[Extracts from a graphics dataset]
■ ■ ■ ■ ■

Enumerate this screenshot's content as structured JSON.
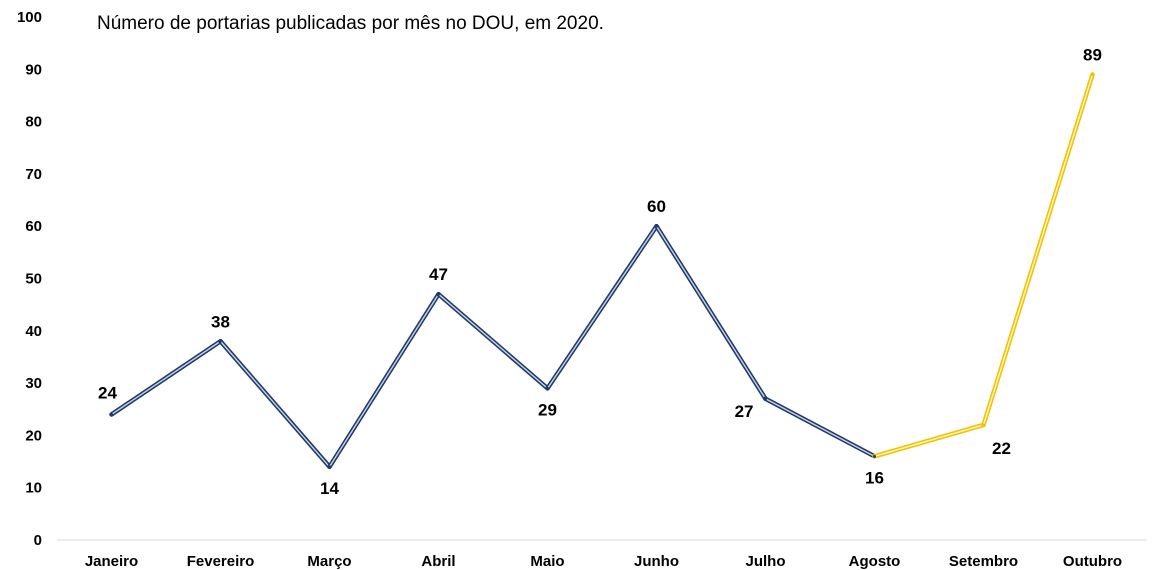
{
  "chart_data": {
    "type": "line",
    "title": "Número de portarias publicadas por mês no DOU, em 2020.",
    "xlabel": "",
    "ylabel": "",
    "categories": [
      "Janeiro",
      "Fevereiro",
      "Março",
      "Abril",
      "Maio",
      "Junho",
      "Julho",
      "Agosto",
      "Setembro",
      "Outubro"
    ],
    "series": [
      {
        "values": [
          24,
          38,
          14,
          47,
          29,
          60,
          27,
          16,
          22,
          89
        ]
      }
    ],
    "segment_colors": {
      "primary": "#1f3a6b",
      "highlight": "#f2c200",
      "highlight_from_index": 7
    },
    "ylim": [
      0,
      100
    ],
    "yticks": [
      0,
      10,
      20,
      30,
      40,
      50,
      60,
      70,
      80,
      90,
      100
    ],
    "label_positions": [
      "above",
      "above",
      "below",
      "above",
      "below",
      "above",
      "left",
      "below",
      "below",
      "above"
    ],
    "grid": false,
    "legend": "none"
  }
}
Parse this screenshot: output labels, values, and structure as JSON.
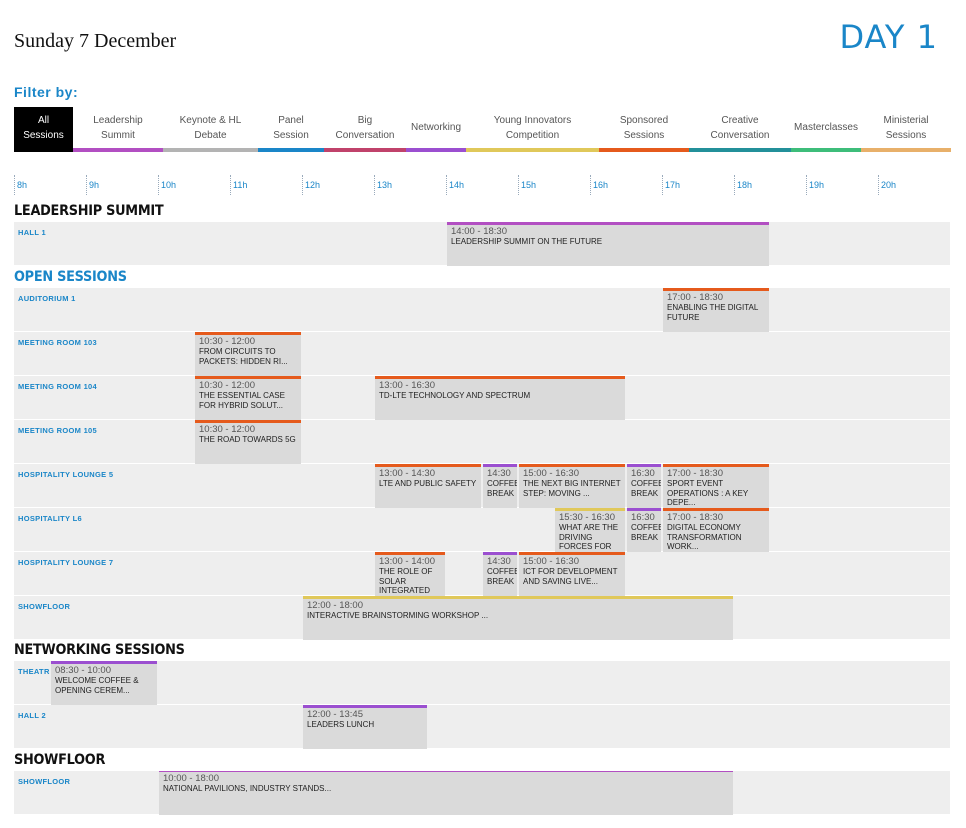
{
  "header": {
    "date": "Sunday 7 December",
    "day": "DAY 1"
  },
  "filter_label": "Filter by:",
  "colors": {
    "leadership": "#b24fc2",
    "keynote": "#b3b3b3",
    "panel": "#1a86c8",
    "big": "#c0426b",
    "networking": "#9b4fd0",
    "young": "#e0c85a",
    "sponsored": "#e55a1c",
    "creative": "#23909a",
    "masterclasses": "#3dbd7a",
    "ministerial": "#e8b06a"
  },
  "filters": [
    {
      "id": "all",
      "label": "All Sessions",
      "color": "#000000",
      "active": true
    },
    {
      "id": "leadership",
      "label": "Leadership Summit",
      "color": "#b24fc2"
    },
    {
      "id": "keynote",
      "label": "Keynote & HL Debate",
      "color": "#b3b3b3"
    },
    {
      "id": "panel",
      "label": "Panel Session",
      "color": "#1a86c8"
    },
    {
      "id": "big",
      "label": "Big Conversation",
      "color": "#c0426b"
    },
    {
      "id": "networking",
      "label": "Networking",
      "color": "#9b4fd0"
    },
    {
      "id": "young",
      "label": "Young Innovators Competition",
      "color": "#e0c85a"
    },
    {
      "id": "sponsored",
      "label": "Sponsored Sessions",
      "color": "#e55a1c"
    },
    {
      "id": "creative",
      "label": "Creative Conversation",
      "color": "#23909a"
    },
    {
      "id": "masterclasses",
      "label": "Masterclasses",
      "color": "#3dbd7a"
    },
    {
      "id": "ministerial",
      "label": "Ministerial Sessions",
      "color": "#e8b06a"
    }
  ],
  "hours": [
    "8h",
    "9h",
    "10h",
    "11h",
    "12h",
    "13h",
    "14h",
    "15h",
    "16h",
    "17h",
    "18h",
    "19h",
    "20h"
  ],
  "sections": [
    {
      "title": "LEADERSHIP SUMMIT",
      "style": "dark",
      "rows": [
        {
          "label": "HALL 1",
          "events": [
            {
              "start": "14:00",
              "end": "18:30",
              "time": "14:00 - 18:30",
              "title": "LEADERSHIP SUMMIT ON THE FUTURE",
              "cat": "leadership"
            }
          ]
        }
      ]
    },
    {
      "title": "OPEN SESSIONS",
      "style": "blue",
      "rows": [
        {
          "label": "AUDITORIUM 1",
          "events": [
            {
              "start": "17:00",
              "end": "18:30",
              "time": "17:00 - 18:30",
              "title": "ENABLING THE DIGITAL FUTURE",
              "cat": "sponsored"
            }
          ]
        },
        {
          "label": "MEETING ROOM 103",
          "events": [
            {
              "start": "10:30",
              "end": "12:00",
              "time": "10:30 - 12:00",
              "title": "FROM CIRCUITS TO PACKETS: HIDDEN RI...",
              "cat": "sponsored"
            }
          ]
        },
        {
          "label": "MEETING ROOM 104",
          "events": [
            {
              "start": "10:30",
              "end": "12:00",
              "time": "10:30 - 12:00",
              "title": "THE ESSENTIAL CASE FOR HYBRID SOLUT...",
              "cat": "sponsored"
            },
            {
              "start": "13:00",
              "end": "16:30",
              "time": "13:00 - 16:30",
              "title": "TD-LTE TECHNOLOGY AND SPECTRUM",
              "cat": "sponsored"
            }
          ]
        },
        {
          "label": "MEETING ROOM 105",
          "events": [
            {
              "start": "10:30",
              "end": "12:00",
              "time": "10:30 - 12:00",
              "title": "THE ROAD TOWARDS 5G",
              "cat": "sponsored"
            }
          ]
        },
        {
          "label": "HOSPITALITY LOUNGE 5",
          "events": [
            {
              "start": "13:00",
              "end": "14:30",
              "time": "13:00 - 14:30",
              "title": "LTE AND PUBLIC SAFETY",
              "cat": "sponsored"
            },
            {
              "start": "14:30",
              "end": "15:00",
              "time": "14:30",
              "title": "COFFEE BREAK",
              "cat": "networking"
            },
            {
              "start": "15:00",
              "end": "16:30",
              "time": "15:00 - 16:30",
              "title": "THE NEXT BIG INTERNET STEP: MOVING ...",
              "cat": "sponsored"
            },
            {
              "start": "16:30",
              "end": "17:00",
              "time": "16:30",
              "title": "COFFEE BREAK",
              "cat": "networking"
            },
            {
              "start": "17:00",
              "end": "18:30",
              "time": "17:00 - 18:30",
              "title": "SPORT EVENT OPERATIONS : A KEY DEPE...",
              "cat": "sponsored"
            }
          ]
        },
        {
          "label": "HOSPITALITY L6",
          "events": [
            {
              "start": "15:30",
              "end": "16:30",
              "time": "15:30 - 16:30",
              "title": "WHAT ARE THE DRIVING FORCES FOR",
              "cat": "young"
            },
            {
              "start": "16:30",
              "end": "17:00",
              "time": "16:30",
              "title": "COFFEE BREAK",
              "cat": "networking"
            },
            {
              "start": "17:00",
              "end": "18:30",
              "time": "17:00 - 18:30",
              "title": "DIGITAL ECONOMY TRANSFORMATION WORK...",
              "cat": "sponsored"
            }
          ]
        },
        {
          "label": "HOSPITALITY LOUNGE 7",
          "events": [
            {
              "start": "13:00",
              "end": "14:00",
              "time": "13:00 - 14:00",
              "title": "THE ROLE OF SOLAR INTEGRATED",
              "cat": "sponsored"
            },
            {
              "start": "14:30",
              "end": "15:00",
              "time": "14:30",
              "title": "COFFEE BREAK",
              "cat": "networking"
            },
            {
              "start": "15:00",
              "end": "16:30",
              "time": "15:00 - 16:30",
              "title": "ICT FOR DEVELOPMENT AND SAVING LIVE...",
              "cat": "sponsored"
            }
          ]
        },
        {
          "label": "SHOWFLOOR",
          "events": [
            {
              "start": "12:00",
              "end": "18:00",
              "time": "12:00 - 18:00",
              "title": "INTERACTIVE BRAINSTORMING WORKSHOP ...",
              "cat": "young"
            }
          ]
        }
      ]
    },
    {
      "title": "NETWORKING SESSIONS",
      "style": "dark",
      "rows": [
        {
          "label": "THEATR",
          "events": [
            {
              "start": "8:30",
              "end": "10:00",
              "time": "08:30 - 10:00",
              "title": "WELCOME COFFEE & OPENING CEREM...",
              "cat": "networking"
            }
          ]
        },
        {
          "label": "HALL 2",
          "events": [
            {
              "start": "12:00",
              "end": "13:45",
              "time": "12:00 - 13:45",
              "title": "LEADERS LUNCH",
              "cat": "networking"
            }
          ]
        }
      ]
    },
    {
      "title": "SHOWFLOOR",
      "style": "dark",
      "rows": [
        {
          "label": "SHOWFLOOR",
          "events": [
            {
              "start": "10:00",
              "end": "18:00",
              "time": "10:00 - 18:00",
              "title": "NATIONAL PAVILIONS, INDUSTRY STANDS...",
              "cat": "showfloor"
            }
          ]
        }
      ]
    }
  ]
}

■ ■ ■ ■ ■

BRIEF:
Reproduce every record above exactly, omitting the pictures.

RESPONSE:
Enumerate this screenshot's content as structured JSON.
{
  "chart_data": {
    "type": "line",
    "title": "Número de portarias publicadas por mês no DOU, em 2020.",
    "xlabel": "",
    "ylabel": "",
    "categories": [
      "Janeiro",
      "Fevereiro",
      "Março",
      "Abril",
      "Maio",
      "Junho",
      "Julho",
      "Agosto",
      "Setembro",
      "Outubro"
    ],
    "series": [
      {
        "values": [
          24,
          38,
          14,
          47,
          29,
          60,
          27,
          16,
          22,
          89
        ]
      }
    ],
    "segment_colors": {
      "primary": "#1f3a6b",
      "highlight": "#f2c200",
      "highlight_from_index": 7
    },
    "ylim": [
      0,
      100
    ],
    "yticks": [
      0,
      10,
      20,
      30,
      40,
      50,
      60,
      70,
      80,
      90,
      100
    ],
    "label_positions": [
      "above",
      "above",
      "below",
      "above",
      "below",
      "above",
      "left",
      "below",
      "below",
      "above"
    ],
    "grid": false,
    "legend": "none"
  }
}
Parse this screenshot: output labels, values, and structure as JSON.
{
  "header": {
    "date": "Sunday 7 December",
    "day": "DAY 1"
  },
  "filter_label": "Filter by:",
  "colors": {
    "leadership": "#b24fc2",
    "keynote": "#b3b3b3",
    "panel": "#1a86c8",
    "big": "#c0426b",
    "networking": "#9b4fd0",
    "young": "#e0c85a",
    "sponsored": "#e55a1c",
    "creative": "#23909a",
    "masterclasses": "#3dbd7a",
    "ministerial": "#e8b06a"
  },
  "filters": [
    {
      "id": "all",
      "label": "All Sessions",
      "color": "#000000",
      "active": true
    },
    {
      "id": "leadership",
      "label": "Leadership Summit",
      "color": "#b24fc2"
    },
    {
      "id": "keynote",
      "label": "Keynote & HL Debate",
      "color": "#b3b3b3"
    },
    {
      "id": "panel",
      "label": "Panel Session",
      "color": "#1a86c8"
    },
    {
      "id": "big",
      "label": "Big Conversation",
      "color": "#c0426b"
    },
    {
      "id": "networking",
      "label": "Networking",
      "color": "#9b4fd0"
    },
    {
      "id": "young",
      "label": "Young Innovators Competition",
      "color": "#e0c85a"
    },
    {
      "id": "sponsored",
      "label": "Sponsored Sessions",
      "color": "#e55a1c"
    },
    {
      "id": "creative",
      "label": "Creative Conversation",
      "color": "#23909a"
    },
    {
      "id": "masterclasses",
      "label": "Masterclasses",
      "color": "#3dbd7a"
    },
    {
      "id": "ministerial",
      "label": "Ministerial Sessions",
      "color": "#e8b06a"
    }
  ],
  "hours": [
    "8h",
    "9h",
    "10h",
    "11h",
    "12h",
    "13h",
    "14h",
    "15h",
    "16h",
    "17h",
    "18h",
    "19h",
    "20h"
  ],
  "sections": [
    {
      "title": "LEADERSHIP SUMMIT",
      "style": "dark",
      "rows": [
        {
          "label": "HALL 1",
          "events": [
            {
              "start": "14:00",
              "end": "18:30",
              "time": "14:00 - 18:30",
              "title": "LEADERSHIP SUMMIT ON THE FUTURE",
              "cat": "leadership"
            }
          ]
        }
      ]
    },
    {
      "title": "OPEN SESSIONS",
      "style": "blue",
      "rows": [
        {
          "label": "AUDITORIUM 1",
          "events": [
            {
              "start": "17:00",
              "end": "18:30",
              "time": "17:00 - 18:30",
              "title": "ENABLING THE DIGITAL FUTURE",
              "cat": "sponsored"
            }
          ]
        },
        {
          "label": "MEETING ROOM 103",
          "events": [
            {
              "start": "10:30",
              "end": "12:00",
              "time": "10:30 - 12:00",
              "title": "FROM CIRCUITS TO PACKETS: HIDDEN RI...",
              "cat": "sponsored"
            }
          ]
        },
        {
          "label": "MEETING ROOM 104",
          "events": [
            {
              "start": "10:30",
              "end": "12:00",
              "time": "10:30 - 12:00",
              "title": "THE ESSENTIAL CASE FOR HYBRID SOLUT...",
              "cat": "sponsored"
            },
            {
              "start": "13:00",
              "end": "16:30",
              "time": "13:00 - 16:30",
              "title": "TD-LTE TECHNOLOGY AND SPECTRUM",
              "cat": "sponsored"
            }
          ]
        },
        {
          "label": "MEETING ROOM 105",
          "events": [
            {
              "start": "10:30",
              "end": "12:00",
              "time": "10:30 - 12:00",
              "title": "THE ROAD TOWARDS 5G",
              "cat": "sponsored"
            }
          ]
        },
        {
          "label": "HOSPITALITY LOUNGE 5",
          "events": [
            {
              "start": "13:00",
              "end": "14:30",
              "time": "13:00 - 14:30",
              "title": "LTE AND PUBLIC SAFETY",
              "cat": "sponsored"
            },
            {
              "start": "14:30",
              "end": "15:00",
              "time": "14:30",
              "title": "COFFEE BREAK",
              "cat": "networking"
            },
            {
              "start": "15:00",
              "end": "16:30",
              "time": "15:00 - 16:30",
              "title": "THE NEXT BIG INTERNET STEP: MOVING ...",
              "cat": "sponsored"
            },
            {
              "start": "16:30",
              "end": "17:00",
              "time": "16:30",
              "title": "COFFEE BREAK",
              "cat": "networking"
            },
            {
              "start": "17:00",
              "end": "18:30",
              "time": "17:00 - 18:30",
              "title": "SPORT EVENT OPERATIONS : A KEY DEPE...",
              "cat": "sponsored"
            }
          ]
        },
        {
          "label": "HOSPITALITY L6",
          "events": [
            {
              "start": "15:30",
              "end": "16:30",
              "time": "15:30 - 16:30",
              "title": "WHAT ARE THE DRIVING FORCES FOR",
              "cat": "young"
            },
            {
              "start": "16:30",
              "end": "17:00",
              "time": "16:30",
              "title": "COFFEE BREAK",
              "cat": "networking"
            },
            {
              "start": "17:00",
              "end": "18:30",
              "time": "17:00 - 18:30",
              "title": "DIGITAL ECONOMY TRANSFORMATION WORK...",
              "cat": "sponsored"
            }
          ]
        },
        {
          "label": "HOSPITALITY LOUNGE 7",
          "events": [
            {
              "start": "13:00",
              "end": "14:00",
              "time": "13:00 - 14:00",
              "title": "THE ROLE OF SOLAR INTEGRATED",
              "cat": "sponsored"
            },
            {
              "start": "14:30",
              "end": "15:00",
              "time": "14:30",
              "title": "COFFEE BREAK",
              "cat": "networking"
            },
            {
              "start": "15:00",
              "end": "16:30",
              "time": "15:00 - 16:30",
              "title": "ICT FOR DEVELOPMENT AND SAVING LIVE...",
              "cat": "sponsored"
            }
          ]
        },
        {
          "label": "SHOWFLOOR",
          "events": [
            {
              "start": "12:00",
              "end": "18:00",
              "time": "12:00 - 18:00",
              "title": "INTERACTIVE BRAINSTORMING WORKSHOP ...",
              "cat": "young"
            }
          ]
        }
      ]
    },
    {
      "title": "NETWORKING SESSIONS",
      "style": "dark",
      "rows": [
        {
          "label": "THEATR",
          "events": [
            {
              "start": "8:30",
              "end": "10:00",
              "time": "08:30 - 10:00",
              "title": "WELCOME COFFEE & OPENING CEREM...",
              "cat": "networking"
            }
          ]
        },
        {
          "label": "HALL 2",
          "events": [
            {
              "start": "12:00",
              "end": "13:45",
              "time": "12:00 - 13:45",
              "title": "LEADERS LUNCH",
              "cat": "networking"
            }
          ]
        }
      ]
    },
    {
      "title": "SHOWFLOOR",
      "style": "dark",
      "rows": [
        {
          "label": "SHOWFLOOR",
          "events": [
            {
              "start": "10:00",
              "end": "18:00",
              "time": "10:00 - 18:00",
              "title": "NATIONAL PAVILIONS, INDUSTRY STANDS...",
              "cat": "showfloor"
            }
          ]
        }
      ]
    }
  ]
}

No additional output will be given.